- [TASK BRIEF] Lines containing the string "this" are to be collected in full.

- [TASK INPUT]

= = = = =

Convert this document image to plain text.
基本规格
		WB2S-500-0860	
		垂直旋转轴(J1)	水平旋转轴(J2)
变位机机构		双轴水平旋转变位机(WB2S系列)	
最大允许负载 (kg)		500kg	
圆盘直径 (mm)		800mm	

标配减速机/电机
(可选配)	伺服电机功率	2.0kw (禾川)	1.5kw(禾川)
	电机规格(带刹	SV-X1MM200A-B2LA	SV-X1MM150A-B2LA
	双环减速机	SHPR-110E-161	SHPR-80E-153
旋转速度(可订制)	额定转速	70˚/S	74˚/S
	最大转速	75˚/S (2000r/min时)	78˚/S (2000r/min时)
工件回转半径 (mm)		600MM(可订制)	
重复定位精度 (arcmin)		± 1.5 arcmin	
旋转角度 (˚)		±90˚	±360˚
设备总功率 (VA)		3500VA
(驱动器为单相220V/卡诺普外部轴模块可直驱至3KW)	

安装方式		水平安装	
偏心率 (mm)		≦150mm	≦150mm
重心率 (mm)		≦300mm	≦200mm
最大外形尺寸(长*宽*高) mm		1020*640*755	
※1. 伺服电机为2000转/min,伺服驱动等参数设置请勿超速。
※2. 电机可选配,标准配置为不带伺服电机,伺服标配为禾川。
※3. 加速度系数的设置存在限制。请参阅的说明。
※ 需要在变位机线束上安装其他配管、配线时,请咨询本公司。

= = = = =

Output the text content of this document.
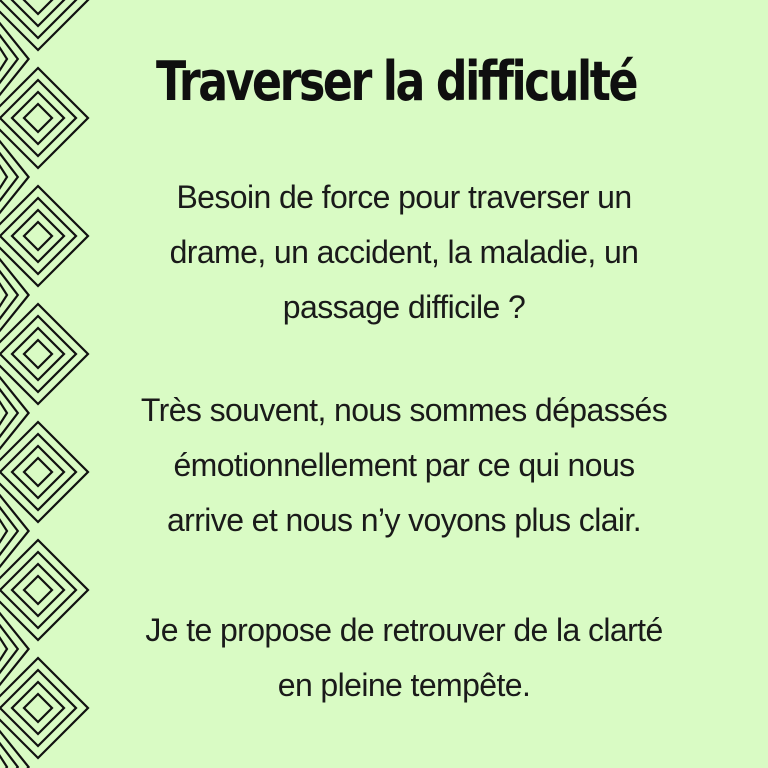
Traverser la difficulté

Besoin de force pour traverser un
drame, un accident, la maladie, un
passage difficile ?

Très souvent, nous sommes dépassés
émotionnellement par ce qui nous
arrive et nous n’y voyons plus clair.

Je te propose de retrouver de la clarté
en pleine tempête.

= = = = =

- [OUTPUT]
Convert this document image to plain text.
Output the text content of this document.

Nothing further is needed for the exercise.